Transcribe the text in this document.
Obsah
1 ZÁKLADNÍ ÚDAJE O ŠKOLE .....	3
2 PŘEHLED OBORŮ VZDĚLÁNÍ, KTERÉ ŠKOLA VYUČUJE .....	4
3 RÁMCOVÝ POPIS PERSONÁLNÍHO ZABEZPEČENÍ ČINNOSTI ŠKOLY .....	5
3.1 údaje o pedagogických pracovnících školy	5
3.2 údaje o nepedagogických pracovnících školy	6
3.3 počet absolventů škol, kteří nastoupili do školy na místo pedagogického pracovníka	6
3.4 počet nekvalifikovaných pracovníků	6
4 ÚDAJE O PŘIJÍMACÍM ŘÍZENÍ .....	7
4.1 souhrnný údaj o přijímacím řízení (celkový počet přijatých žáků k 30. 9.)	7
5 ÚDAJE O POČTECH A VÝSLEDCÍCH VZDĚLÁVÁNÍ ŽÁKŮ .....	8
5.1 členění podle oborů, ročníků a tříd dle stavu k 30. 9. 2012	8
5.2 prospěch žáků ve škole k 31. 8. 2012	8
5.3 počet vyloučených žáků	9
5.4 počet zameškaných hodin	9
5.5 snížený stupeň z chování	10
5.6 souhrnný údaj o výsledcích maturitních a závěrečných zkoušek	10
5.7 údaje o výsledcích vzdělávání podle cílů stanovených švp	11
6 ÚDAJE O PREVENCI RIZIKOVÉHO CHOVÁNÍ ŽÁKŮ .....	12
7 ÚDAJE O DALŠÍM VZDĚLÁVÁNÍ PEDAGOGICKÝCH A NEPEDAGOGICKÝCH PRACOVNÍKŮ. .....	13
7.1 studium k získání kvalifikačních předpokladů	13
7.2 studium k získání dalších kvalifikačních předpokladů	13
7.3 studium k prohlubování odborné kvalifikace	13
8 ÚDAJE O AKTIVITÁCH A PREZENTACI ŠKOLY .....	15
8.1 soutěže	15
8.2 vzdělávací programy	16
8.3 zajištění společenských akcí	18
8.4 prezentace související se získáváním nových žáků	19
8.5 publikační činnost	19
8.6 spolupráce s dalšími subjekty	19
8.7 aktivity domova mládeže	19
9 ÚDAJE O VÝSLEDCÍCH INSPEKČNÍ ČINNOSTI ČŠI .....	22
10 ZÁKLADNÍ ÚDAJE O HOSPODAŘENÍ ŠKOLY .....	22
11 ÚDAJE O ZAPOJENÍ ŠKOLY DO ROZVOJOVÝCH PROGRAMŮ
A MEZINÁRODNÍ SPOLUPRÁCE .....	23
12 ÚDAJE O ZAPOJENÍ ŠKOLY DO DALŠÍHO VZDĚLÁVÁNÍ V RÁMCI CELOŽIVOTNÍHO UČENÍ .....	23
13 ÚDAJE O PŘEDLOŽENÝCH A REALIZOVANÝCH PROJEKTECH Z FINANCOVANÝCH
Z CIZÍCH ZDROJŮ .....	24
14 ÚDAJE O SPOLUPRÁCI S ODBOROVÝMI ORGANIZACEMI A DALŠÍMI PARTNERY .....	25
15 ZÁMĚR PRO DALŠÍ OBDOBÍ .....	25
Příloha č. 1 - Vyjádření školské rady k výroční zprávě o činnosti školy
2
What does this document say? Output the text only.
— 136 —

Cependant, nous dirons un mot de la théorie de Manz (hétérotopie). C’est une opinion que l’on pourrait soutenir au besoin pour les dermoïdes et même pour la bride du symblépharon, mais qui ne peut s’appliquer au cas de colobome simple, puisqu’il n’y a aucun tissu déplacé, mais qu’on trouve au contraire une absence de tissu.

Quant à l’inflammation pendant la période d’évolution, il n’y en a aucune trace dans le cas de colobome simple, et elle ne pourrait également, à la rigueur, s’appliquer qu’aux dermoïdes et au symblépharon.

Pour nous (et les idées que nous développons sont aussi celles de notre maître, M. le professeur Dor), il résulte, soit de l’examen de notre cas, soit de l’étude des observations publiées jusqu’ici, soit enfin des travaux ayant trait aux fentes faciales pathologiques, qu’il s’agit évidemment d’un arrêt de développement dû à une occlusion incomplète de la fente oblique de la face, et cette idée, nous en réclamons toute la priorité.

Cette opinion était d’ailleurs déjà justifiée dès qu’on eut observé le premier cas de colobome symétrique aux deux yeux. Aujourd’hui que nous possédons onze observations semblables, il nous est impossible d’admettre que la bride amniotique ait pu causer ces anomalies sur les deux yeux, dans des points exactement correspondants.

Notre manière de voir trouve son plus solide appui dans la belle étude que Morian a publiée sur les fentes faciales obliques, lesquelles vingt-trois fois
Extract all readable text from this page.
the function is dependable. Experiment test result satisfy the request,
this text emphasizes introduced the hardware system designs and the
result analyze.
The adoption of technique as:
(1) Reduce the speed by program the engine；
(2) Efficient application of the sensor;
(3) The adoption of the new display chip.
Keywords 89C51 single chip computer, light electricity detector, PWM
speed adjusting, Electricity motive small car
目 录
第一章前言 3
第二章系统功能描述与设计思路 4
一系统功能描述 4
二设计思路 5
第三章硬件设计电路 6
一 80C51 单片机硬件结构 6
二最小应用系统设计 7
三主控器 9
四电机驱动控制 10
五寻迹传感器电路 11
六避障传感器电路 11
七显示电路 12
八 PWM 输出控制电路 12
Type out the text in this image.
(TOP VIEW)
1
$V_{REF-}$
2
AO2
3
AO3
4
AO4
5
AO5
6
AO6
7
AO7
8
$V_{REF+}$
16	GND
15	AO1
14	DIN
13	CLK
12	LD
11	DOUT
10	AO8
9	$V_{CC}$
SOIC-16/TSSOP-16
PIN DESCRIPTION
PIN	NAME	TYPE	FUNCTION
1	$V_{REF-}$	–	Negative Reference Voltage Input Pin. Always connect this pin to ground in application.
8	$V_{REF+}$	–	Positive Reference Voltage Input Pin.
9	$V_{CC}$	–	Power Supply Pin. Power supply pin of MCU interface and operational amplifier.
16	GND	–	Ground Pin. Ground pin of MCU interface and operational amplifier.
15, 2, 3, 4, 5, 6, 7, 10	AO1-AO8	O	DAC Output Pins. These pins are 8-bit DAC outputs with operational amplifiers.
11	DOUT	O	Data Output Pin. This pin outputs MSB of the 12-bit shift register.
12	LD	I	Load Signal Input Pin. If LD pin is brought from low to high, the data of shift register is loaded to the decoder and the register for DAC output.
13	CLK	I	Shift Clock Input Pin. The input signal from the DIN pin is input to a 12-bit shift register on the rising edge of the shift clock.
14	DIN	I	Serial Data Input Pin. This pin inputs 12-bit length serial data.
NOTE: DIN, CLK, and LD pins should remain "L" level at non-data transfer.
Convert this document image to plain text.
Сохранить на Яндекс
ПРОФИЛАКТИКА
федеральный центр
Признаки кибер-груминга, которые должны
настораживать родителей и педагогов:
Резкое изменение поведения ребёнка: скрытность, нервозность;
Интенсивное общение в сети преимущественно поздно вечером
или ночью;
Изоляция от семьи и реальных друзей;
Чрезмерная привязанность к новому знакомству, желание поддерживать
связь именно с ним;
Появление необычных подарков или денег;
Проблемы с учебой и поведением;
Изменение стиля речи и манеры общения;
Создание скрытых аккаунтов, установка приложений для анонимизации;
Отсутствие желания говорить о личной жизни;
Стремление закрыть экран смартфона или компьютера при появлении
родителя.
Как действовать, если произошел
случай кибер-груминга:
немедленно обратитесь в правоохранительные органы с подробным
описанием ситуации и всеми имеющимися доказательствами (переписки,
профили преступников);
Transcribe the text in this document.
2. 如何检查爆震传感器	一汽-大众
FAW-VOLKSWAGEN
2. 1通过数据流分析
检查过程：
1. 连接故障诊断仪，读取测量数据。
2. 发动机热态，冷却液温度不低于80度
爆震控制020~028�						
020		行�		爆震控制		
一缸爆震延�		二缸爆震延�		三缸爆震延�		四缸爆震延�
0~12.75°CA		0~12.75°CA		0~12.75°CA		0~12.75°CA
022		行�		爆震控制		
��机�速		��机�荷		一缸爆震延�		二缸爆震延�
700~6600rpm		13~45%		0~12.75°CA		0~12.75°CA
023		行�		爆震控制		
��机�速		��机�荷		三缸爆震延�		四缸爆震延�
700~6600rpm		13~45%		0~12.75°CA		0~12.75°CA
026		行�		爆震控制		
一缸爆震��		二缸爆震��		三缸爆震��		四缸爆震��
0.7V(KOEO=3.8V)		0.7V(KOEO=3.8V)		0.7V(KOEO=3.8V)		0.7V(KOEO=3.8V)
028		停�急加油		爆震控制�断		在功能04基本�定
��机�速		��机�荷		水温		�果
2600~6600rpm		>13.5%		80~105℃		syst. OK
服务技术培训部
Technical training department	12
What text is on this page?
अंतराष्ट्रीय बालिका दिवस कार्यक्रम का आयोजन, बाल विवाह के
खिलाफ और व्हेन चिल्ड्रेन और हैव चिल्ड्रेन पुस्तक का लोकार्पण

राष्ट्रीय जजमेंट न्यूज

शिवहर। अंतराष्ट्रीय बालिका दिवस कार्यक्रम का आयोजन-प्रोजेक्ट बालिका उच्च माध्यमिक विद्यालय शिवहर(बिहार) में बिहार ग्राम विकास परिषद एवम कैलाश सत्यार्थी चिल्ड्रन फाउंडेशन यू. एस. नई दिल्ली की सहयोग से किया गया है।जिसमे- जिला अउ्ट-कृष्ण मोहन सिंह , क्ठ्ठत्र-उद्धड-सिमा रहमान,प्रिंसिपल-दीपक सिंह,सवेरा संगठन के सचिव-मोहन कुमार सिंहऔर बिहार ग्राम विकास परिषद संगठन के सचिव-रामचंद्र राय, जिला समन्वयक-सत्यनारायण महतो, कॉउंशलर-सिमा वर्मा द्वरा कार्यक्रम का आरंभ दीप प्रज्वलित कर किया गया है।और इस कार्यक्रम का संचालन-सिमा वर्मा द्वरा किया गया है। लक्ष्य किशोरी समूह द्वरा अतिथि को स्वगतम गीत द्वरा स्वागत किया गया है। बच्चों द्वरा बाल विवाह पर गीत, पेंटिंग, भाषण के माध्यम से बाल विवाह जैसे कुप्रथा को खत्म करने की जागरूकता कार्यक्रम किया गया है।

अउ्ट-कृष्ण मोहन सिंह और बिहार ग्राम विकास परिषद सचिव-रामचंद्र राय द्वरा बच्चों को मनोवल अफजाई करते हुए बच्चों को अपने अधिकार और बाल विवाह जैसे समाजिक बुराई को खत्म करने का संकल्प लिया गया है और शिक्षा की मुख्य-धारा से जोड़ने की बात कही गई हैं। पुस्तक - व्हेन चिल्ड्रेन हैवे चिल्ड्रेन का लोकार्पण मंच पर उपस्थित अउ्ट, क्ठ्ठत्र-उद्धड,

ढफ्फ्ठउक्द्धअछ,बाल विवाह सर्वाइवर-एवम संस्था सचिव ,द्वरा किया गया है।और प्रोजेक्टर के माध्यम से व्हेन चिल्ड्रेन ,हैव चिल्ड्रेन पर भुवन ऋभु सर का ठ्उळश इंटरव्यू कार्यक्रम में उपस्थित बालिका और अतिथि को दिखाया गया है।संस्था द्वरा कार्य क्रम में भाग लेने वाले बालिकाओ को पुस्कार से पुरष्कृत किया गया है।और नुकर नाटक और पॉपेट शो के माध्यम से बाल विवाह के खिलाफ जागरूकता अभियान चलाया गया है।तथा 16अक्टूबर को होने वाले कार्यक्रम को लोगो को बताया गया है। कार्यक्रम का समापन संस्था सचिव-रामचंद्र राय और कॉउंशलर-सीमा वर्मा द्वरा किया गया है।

+++

Go over the data above and copy every line that has the word "image" in it.

**Answer to this problem**
Type out the text in this image.
Convert this document image to plain text.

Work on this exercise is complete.